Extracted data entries

::::::::::

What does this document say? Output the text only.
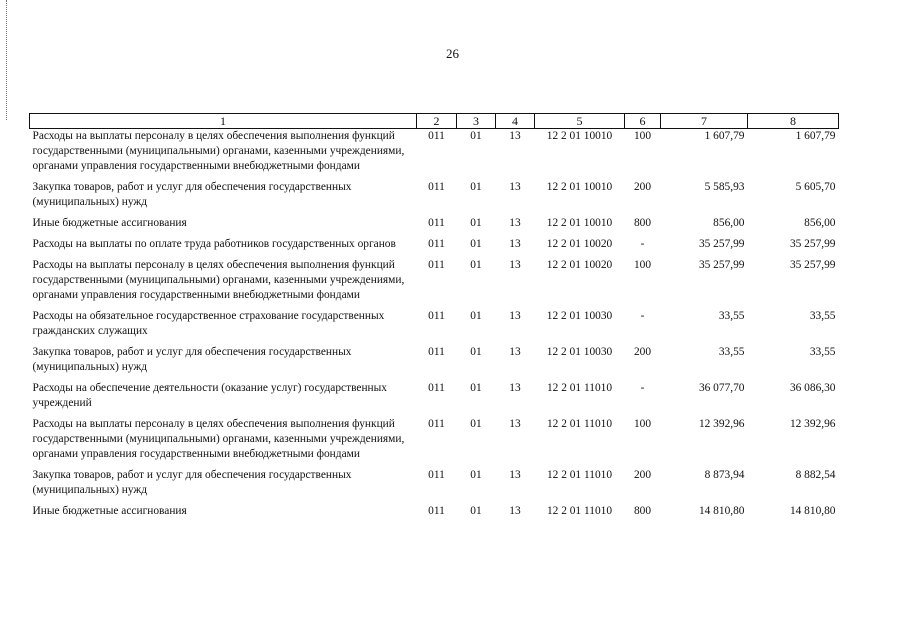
26
1	2	3	4	5	6	7	8
Расходы на выплаты персоналу в целях обеспечения выполнения функций государственными (муниципальными) органами, казенными учреждениями, органами управления государственными внебюджетными фондами	011	01	13	12 2 01 10010	100	1 607,79	1 607,79
Закупка товаров, работ и услуг для обеспечения государственных (муниципальных) нужд	011	01	13	12 2 01 10010	200	5 585,93	5 605,70
Иные бюджетные ассигнования	011	01	13	12 2 01 10010	800	856,00	856,00
Расходы на выплаты по оплате труда работников государственных органов	011	01	13	12 2 01 10020	-	35 257,99	35 257,99
Расходы на выплаты персоналу в целях обеспечения выполнения функций государственными (муниципальными) органами, казенными учреждениями, органами управления государственными внебюджетными фондами	011	01	13	12 2 01 10020	100	35 257,99	35 257,99
Расходы на обязательное государственное страхование государственных гражданских служащих	011	01	13	12 2 01 10030	-	33,55	33,55
Закупка товаров, работ и услуг для обеспечения государственных (муниципальных) нужд	011	01	13	12 2 01 10030	200	33,55	33,55
Расходы на обеспечение деятельности (оказание услуг) государственных учреждений	011	01	13	12 2 01 11010	-	36 077,70	36 086,30
Расходы на выплаты персоналу в целях обеспечения выполнения функций государственными (муниципальными) органами, казенными учреждениями, органами управления государственными внебюджетными фондами	011	01	13	12 2 01 11010	100	12 392,96	12 392,96
Закупка товаров, работ и услуг для обеспечения государственных (муниципальных) нужд	011	01	13	12 2 01 11010	200	8 873,94	8 882,54
Иные бюджетные ассигнования	011	01	13	12 2 01 11010	800	14 810,80	14 810,80
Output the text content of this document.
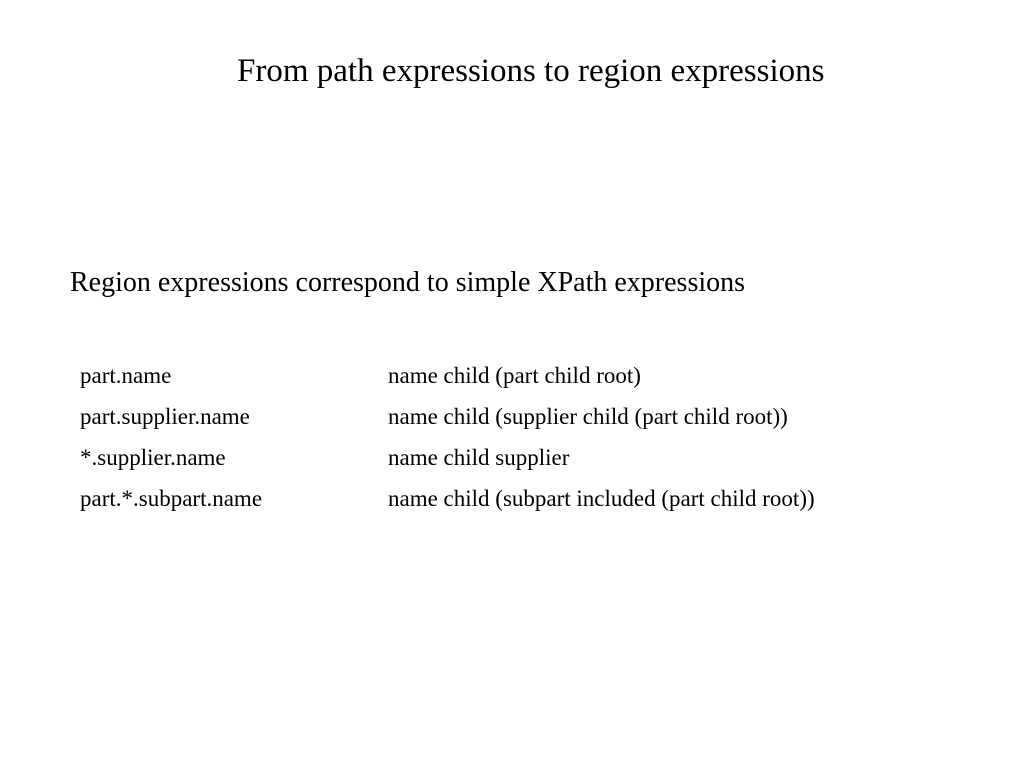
From path expressions to region expressions
Region expressions correspond to simple XPath expressions
part.name	name child (part child root)
part.supplier.name	name child (supplier child (part child root))
*.supplier.name	name child supplier
part.*.subpart.name	name child (subpart included (part child root))
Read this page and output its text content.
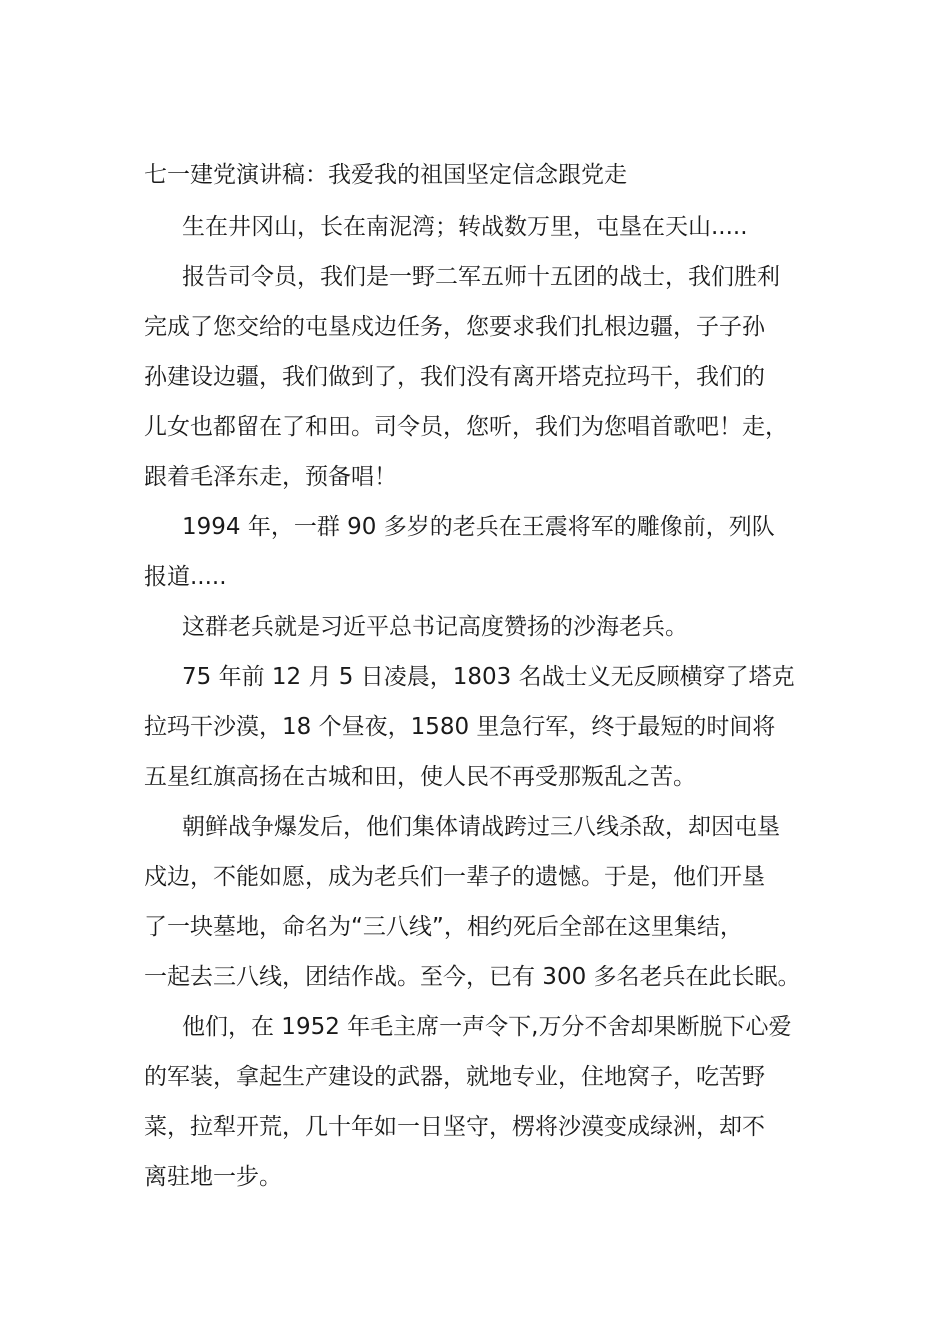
七一建党演讲稿：我爱我的祖国坚定信念跟党走

生在井冈山，长在南泥湾；转战数万里，屯垦在天山.....

报告司令员，我们是一野二军五师十五团的战士，我们胜利
完成了您交给的屯垦戍边任务，您要求我们扎根边疆，子子孙
孙建设边疆，我们做到了，我们没有离开塔克拉玛干，我们的
儿女也都留在了和田。司令员，您听，我们为您唱首歌吧！走，
跟着毛泽东走，预备唱！

1994 年，一群 90 多岁的老兵在王震将军的雕像前，列队
报道.....

这群老兵就是习近平总书记高度赞扬的沙海老兵。

75 年前 12 月 5 日凌晨，1803 名战士义无反顾横穿了塔克
拉玛干沙漠，18 个昼夜，1580 里急行军，终于最短的时间将
五星红旗高扬在古城和田，使人民不再受那叛乱之苦。

朝鲜战争爆发后，他们集体请战跨过三八线杀敌，却因屯垦
戍边，不能如愿，成为老兵们一辈子的遗憾。于是，他们开垦
了一块墓地，命名为“三八线”，相约死后全部在这里集结，
一起去三八线，团结作战。至今，已有 300 多名老兵在此长眠。

他们，在 1952 年毛主席一声令下,万分不舍却果断脱下心爱
的军装，拿起生产建设的武器，就地专业，住地窝子，吃苦野
菜，拉犁开荒，几十年如一日坚守，楞将沙漠变成绿洲，却不
离驻地一步。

::::::::::

**Set task:**
Go through the data above and find the lines with the word "expressions". Copy each of those lines.

**Result for this task:**
From path expressions to region expressions
Region expressions correspond to simple XPath expressions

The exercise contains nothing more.